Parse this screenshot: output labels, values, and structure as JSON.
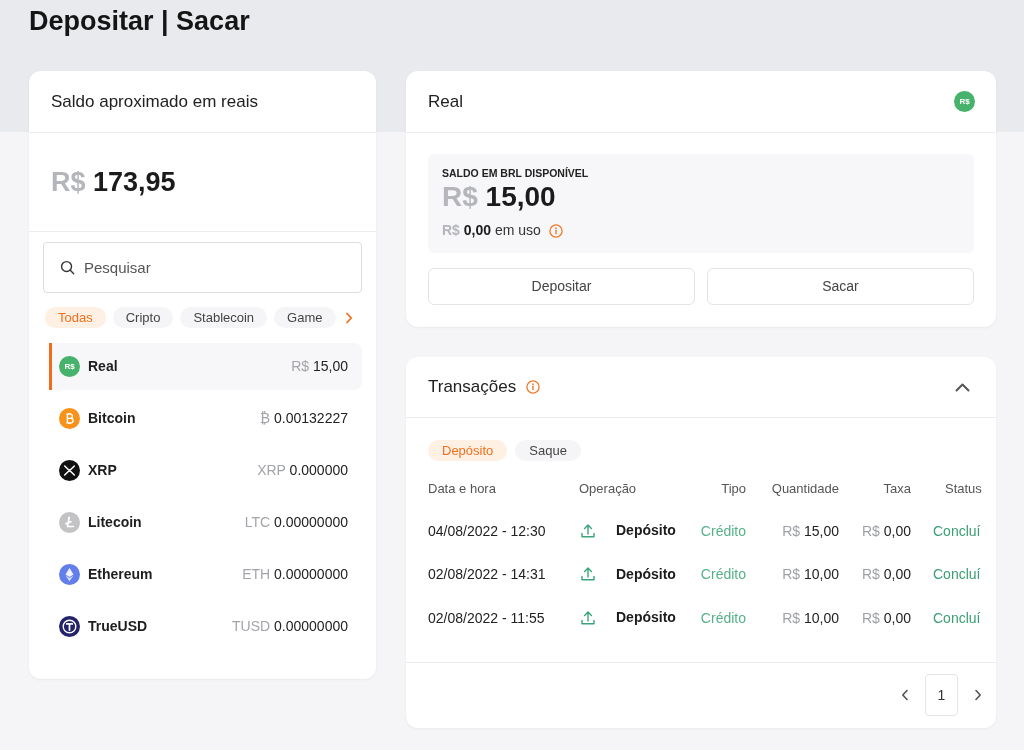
{
  "page": {
    "title": "Depositar | Sacar"
  },
  "balance_card": {
    "title": "Saldo aproximado em reais",
    "total": {
      "currency": "R$",
      "amount": "173,95"
    },
    "search": {
      "placeholder": "Pesquisar"
    },
    "filters": [
      {
        "label": "Todas",
        "selected": true
      },
      {
        "label": "Cripto",
        "selected": false
      },
      {
        "label": "Stablecoin",
        "selected": false
      },
      {
        "label": "Game",
        "selected": false
      }
    ],
    "assets": [
      {
        "kind": "real",
        "logo_text": "R$",
        "name": "Real",
        "symbol": "R$",
        "amount": "15,00",
        "selected": true
      },
      {
        "kind": "bitcoin",
        "name": "Bitcoin",
        "symbol": "₿",
        "amount": "0.00132227",
        "selected": false
      },
      {
        "kind": "xrp",
        "name": "XRP",
        "symbol": "XRP",
        "amount": "0.000000",
        "selected": false
      },
      {
        "kind": "litecoin",
        "name": "Litecoin",
        "symbol": "LTC",
        "amount": "0.00000000",
        "selected": false
      },
      {
        "kind": "ethereum",
        "name": "Ethereum",
        "symbol": "ETH",
        "amount": "0.00000000",
        "selected": false
      },
      {
        "kind": "trueusd",
        "name": "TrueUSD",
        "symbol": "TUSD",
        "amount": "0.00000000",
        "selected": false
      }
    ]
  },
  "currency_card": {
    "title": "Real",
    "logo_text": "R$",
    "available_label": "SALDO EM BRL DISPONÍVEL",
    "available": {
      "currency": "R$",
      "amount": "15,00"
    },
    "in_use": {
      "currency": "R$",
      "amount": "0,00",
      "suffix": "em uso"
    },
    "buttons": [
      "Depositar",
      "Sacar"
    ]
  },
  "transactions": {
    "title": "Transações",
    "expanded": true,
    "tabs": [
      {
        "label": "Depósito",
        "selected": true
      },
      {
        "label": "Saque",
        "selected": false
      }
    ],
    "columns": [
      "Data e hora",
      "Operação",
      "Tipo",
      "Quantidade",
      "Taxa",
      "Status"
    ],
    "rows": [
      {
        "date": "04/08/2022 - 12:30",
        "operation": "Depósito",
        "type": "Crédito",
        "quantity": {
          "currency": "R$",
          "amount": "15,00"
        },
        "fee": {
          "currency": "R$",
          "amount": "0,00"
        },
        "status": "Concluí"
      },
      {
        "date": "02/08/2022 - 14:31",
        "operation": "Depósito",
        "type": "Crédito",
        "quantity": {
          "currency": "R$",
          "amount": "10,00"
        },
        "fee": {
          "currency": "R$",
          "amount": "0,00"
        },
        "status": "Concluí"
      },
      {
        "date": "02/08/2022 - 11:55",
        "operation": "Depósito",
        "type": "Crédito",
        "quantity": {
          "currency": "R$",
          "amount": "10,00"
        },
        "fee": {
          "currency": "R$",
          "amount": "0,00"
        },
        "status": "Concluí"
      }
    ],
    "pages": [
      {
        "label": "1",
        "selected": true
      }
    ]
  }
}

Exercise prompt >>
Your copy should repeat each entry above exactly but contain no pictures.

Output >>
Parse this screenshot: output labels, values, and structure as JSON.
{
  "page": {
    "title": "Depositar | Sacar"
  },
  "balance_card": {
    "title": "Saldo aproximado em reais",
    "total": {
      "currency": "R$",
      "amount": "173,95"
    },
    "search": {
      "placeholder": "Pesquisar"
    },
    "filters": [
      {
        "label": "Todas",
        "selected": true
      },
      {
        "label": "Cripto",
        "selected": false
      },
      {
        "label": "Stablecoin",
        "selected": false
      },
      {
        "label": "Game",
        "selected": false
      }
    ],
    "assets": [
      {
        "kind": "real",
        "logo_text": "R$",
        "name": "Real",
        "symbol": "R$",
        "amount": "15,00",
        "selected": true
      },
      {
        "kind": "bitcoin",
        "name": "Bitcoin",
        "symbol": "₿",
        "amount": "0.00132227",
        "selected": false
      },
      {
        "kind": "xrp",
        "name": "XRP",
        "symbol": "XRP",
        "amount": "0.000000",
        "selected": false
      },
      {
        "kind": "litecoin",
        "name": "Litecoin",
        "symbol": "LTC",
        "amount": "0.00000000",
        "selected": false
      },
      {
        "kind": "ethereum",
        "name": "Ethereum",
        "symbol": "ETH",
        "amount": "0.00000000",
        "selected": false
      },
      {
        "kind": "trueusd",
        "name": "TrueUSD",
        "symbol": "TUSD",
        "amount": "0.00000000",
        "selected": false
      }
    ]
  },
  "currency_card": {
    "title": "Real",
    "logo_text": "R$",
    "available_label": "SALDO EM BRL DISPONÍVEL",
    "available": {
      "currency": "R$",
      "amount": "15,00"
    },
    "in_use": {
      "currency": "R$",
      "amount": "0,00",
      "suffix": "em uso"
    },
    "buttons": [
      "Depositar",
      "Sacar"
    ]
  },
  "transactions": {
    "title": "Transações",
    "expanded": true,
    "tabs": [
      {
        "label": "Depósito",
        "selected": true
      },
      {
        "label": "Saque",
        "selected": false
      }
    ],
    "columns": [
      "Data e hora",
      "Operação",
      "Tipo",
      "Quantidade",
      "Taxa",
      "Status"
    ],
    "rows": [
      {
        "date": "04/08/2022 - 12:30",
        "operation": "Depósito",
        "type": "Crédito",
        "quantity": {
          "currency": "R$",
          "amount": "15,00"
        },
        "fee": {
          "currency": "R$",
          "amount": "0,00"
        },
        "status": "Concluí"
      },
      {
        "date": "02/08/2022 - 14:31",
        "operation": "Depósito",
        "type": "Crédito",
        "quantity": {
          "currency": "R$",
          "amount": "10,00"
        },
        "fee": {
          "currency": "R$",
          "amount": "0,00"
        },
        "status": "Concluí"
      },
      {
        "date": "02/08/2022 - 11:55",
        "operation": "Depósito",
        "type": "Crédito",
        "quantity": {
          "currency": "R$",
          "amount": "10,00"
        },
        "fee": {
          "currency": "R$",
          "amount": "0,00"
        },
        "status": "Concluí"
      }
    ],
    "pages": [
      {
        "label": "1",
        "selected": true
      }
    ]
  }
}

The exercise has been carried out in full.